(Data tied to figure images)
□ □ □

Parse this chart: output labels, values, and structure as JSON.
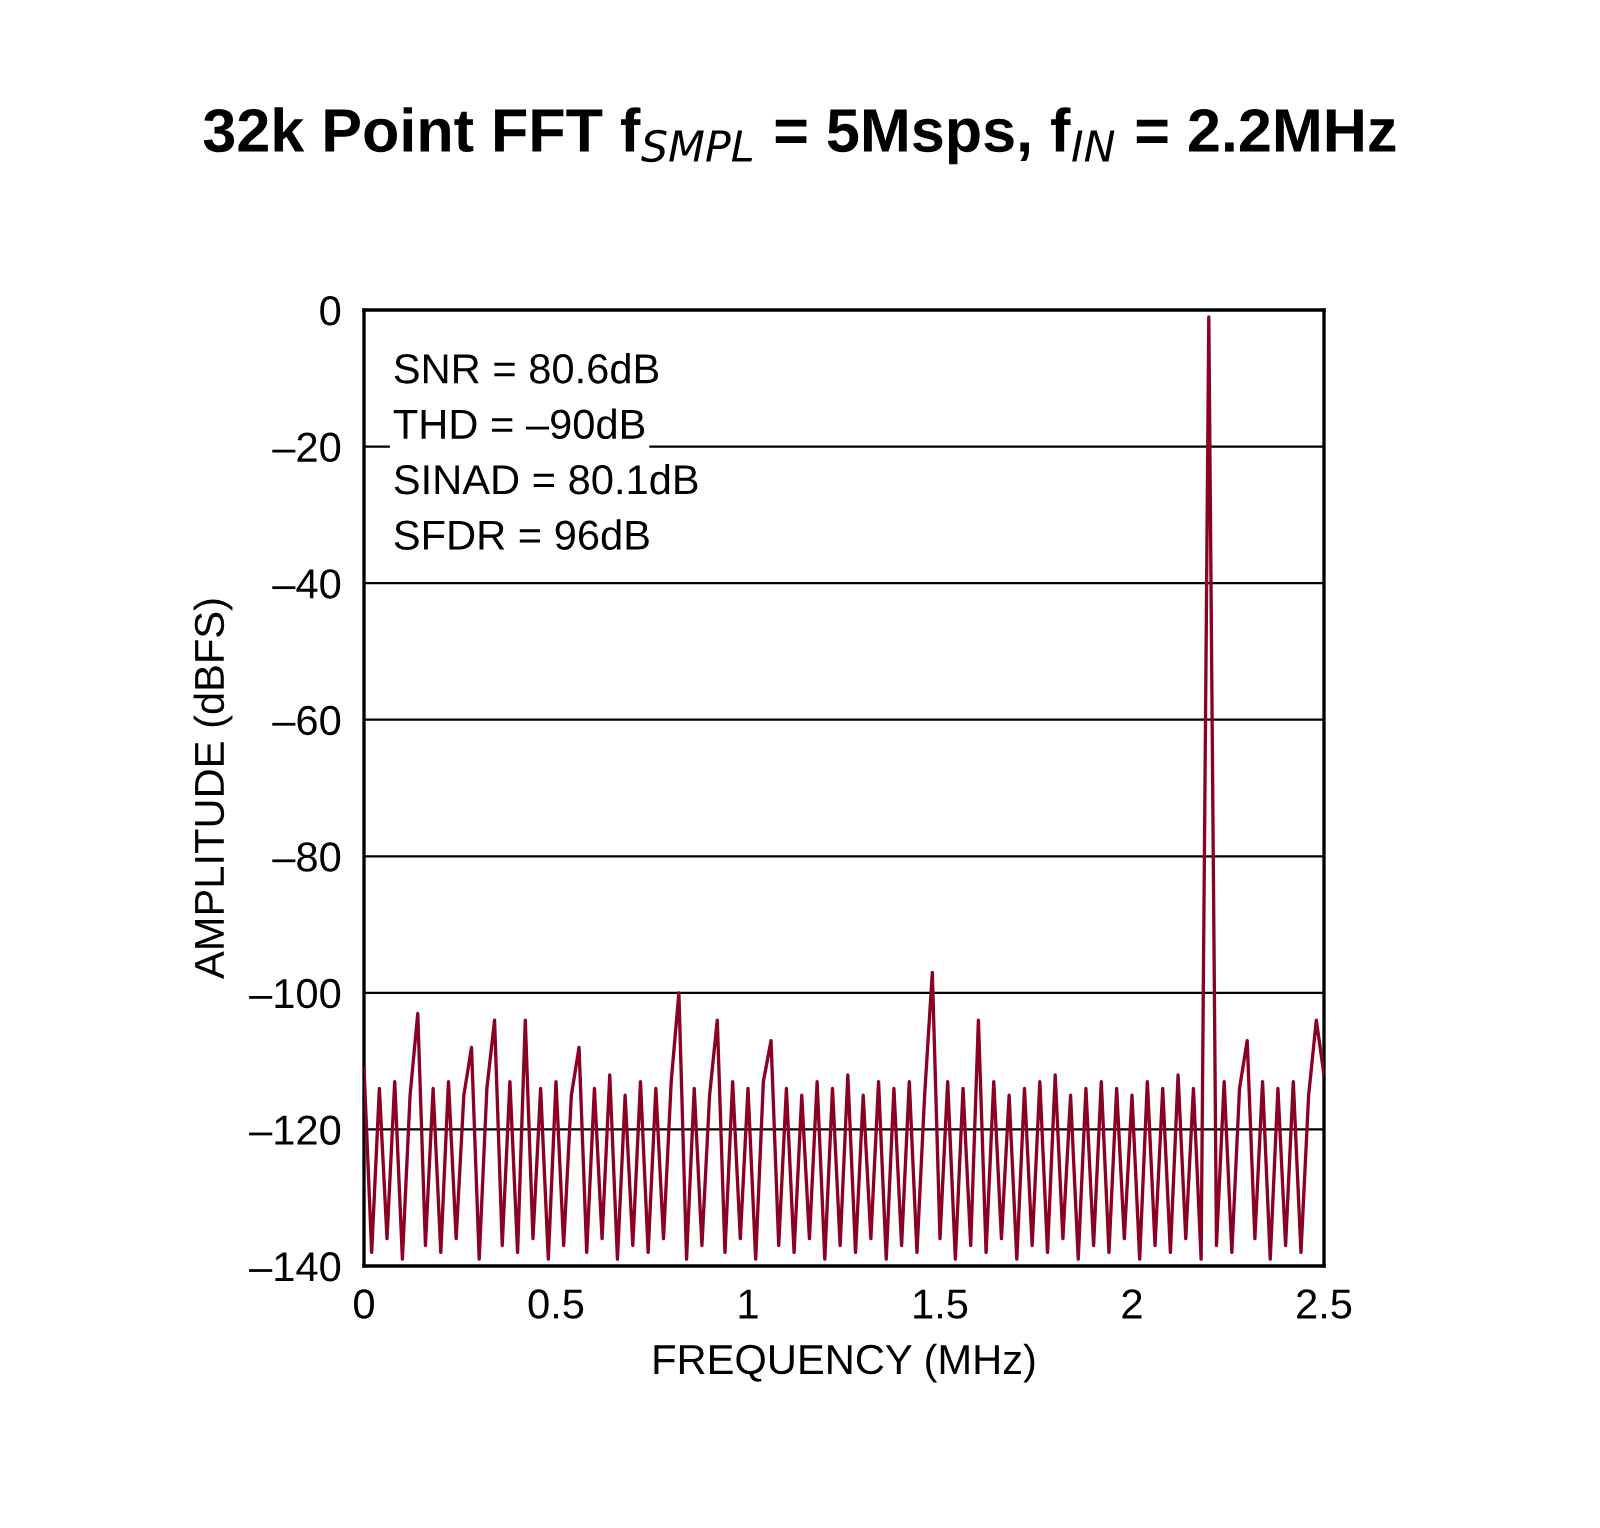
{
  "chart_data": {
    "type": "line",
    "title": "32k Point FFT f$_{SMPL}$ = 5Msps, f$_{IN}$ = 2.2MHz",
    "xlabel": "FREQUENCY (MHz)",
    "ylabel": "AMPLITUDE (dBFS)",
    "annotations": [
      "SNR = 80.6dB",
      "THD = –90dB",
      "SINAD = 80.1dB",
      "SFDR = 96dB"
    ],
    "xlim": [
      0,
      2.5
    ],
    "xticks": [
      0,
      0.5,
      1,
      1.5,
      2,
      2.5
    ],
    "ylim": [
      -140,
      0
    ],
    "yticks": [
      {
        "value": -140,
        "label": "–140"
      },
      {
        "value": -120,
        "label": "–120"
      },
      {
        "value": -100,
        "label": "–100"
      },
      {
        "value": -80,
        "label": "–80"
      },
      {
        "value": -60,
        "label": "–60"
      },
      {
        "value": -40,
        "label": "–40"
      },
      {
        "value": -20,
        "label": "–20"
      },
      0
    ],
    "grid": "y",
    "legend": false,
    "marker": "none",
    "line_style": "solid",
    "series": [
      {
        "color": "#8b0025",
        "x": [
          0,
          0.02,
          0.04,
          0.06,
          0.08,
          0.1,
          0.12,
          0.14,
          0.16,
          0.18,
          0.2,
          0.22,
          0.24,
          0.26,
          0.28,
          0.3,
          0.32,
          0.34,
          0.36,
          0.38,
          0.4,
          0.42,
          0.44,
          0.46,
          0.48,
          0.5,
          0.52,
          0.54,
          0.56,
          0.58,
          0.6,
          0.62,
          0.64,
          0.66,
          0.68,
          0.7,
          0.72,
          0.74,
          0.76,
          0.78,
          0.8,
          0.82,
          0.84,
          0.86,
          0.88,
          0.9,
          0.92,
          0.94,
          0.96,
          0.98,
          1,
          1.02,
          1.04,
          1.06,
          1.08,
          1.1,
          1.12,
          1.14,
          1.16,
          1.18,
          1.2,
          1.22,
          1.24,
          1.26,
          1.28,
          1.3,
          1.32,
          1.34,
          1.36,
          1.38,
          1.4,
          1.42,
          1.44,
          1.46,
          1.48,
          1.5,
          1.52,
          1.54,
          1.56,
          1.58,
          1.6,
          1.62,
          1.64,
          1.66,
          1.68,
          1.7,
          1.72,
          1.74,
          1.76,
          1.78,
          1.8,
          1.82,
          1.84,
          1.86,
          1.88,
          1.9,
          1.92,
          1.94,
          1.96,
          1.98,
          2,
          2.02,
          2.04,
          2.06,
          2.08,
          2.1,
          2.12,
          2.14,
          2.16,
          2.18,
          2.2,
          2.22,
          2.24,
          2.26,
          2.28,
          2.3,
          2.32,
          2.34,
          2.36,
          2.38,
          2.4,
          2.42,
          2.44,
          2.46,
          2.48,
          2.5
        ],
        "values": [
          -111,
          -138,
          -114,
          -136,
          -113,
          -139,
          -115,
          -103,
          -137,
          -114,
          -138,
          -113,
          -136,
          -115,
          -108,
          -139,
          -114,
          -104,
          -137,
          -113,
          -138,
          -104,
          -136,
          -114,
          -139,
          -113,
          -137,
          -115,
          -108,
          -138,
          -114,
          -136,
          -112,
          -139,
          -115,
          -137,
          -113,
          -138,
          -114,
          -136,
          -113,
          -100,
          -139,
          -114,
          -137,
          -115,
          -104,
          -138,
          -113,
          -136,
          -114,
          -139,
          -113,
          -107,
          -137,
          -114,
          -138,
          -115,
          -136,
          -113,
          -139,
          -114,
          -137,
          -112,
          -138,
          -115,
          -136,
          -113,
          -139,
          -114,
          -137,
          -113,
          -138,
          -115,
          -97,
          -136,
          -113,
          -139,
          -114,
          -137,
          -104,
          -138,
          -113,
          -136,
          -115,
          -139,
          -114,
          -137,
          -113,
          -138,
          -112,
          -136,
          -115,
          -139,
          -114,
          -137,
          -113,
          -138,
          -114,
          -136,
          -115,
          -139,
          -113,
          -137,
          -114,
          -138,
          -112,
          -136,
          -114,
          -139,
          -1,
          -137,
          -113,
          -138,
          -114,
          -107,
          -136,
          -113,
          -139,
          -114,
          -137,
          -113,
          -138,
          -115,
          -104,
          -112
        ]
      }
    ]
  }
}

□ □ □

--- WHAT YOU WILL DO ---
Show every line of the records above that contains the word "values".

--- WRITTEN RESPONSE ---
Parse this chart: output labels, values, and structure as JSON.
        "values": [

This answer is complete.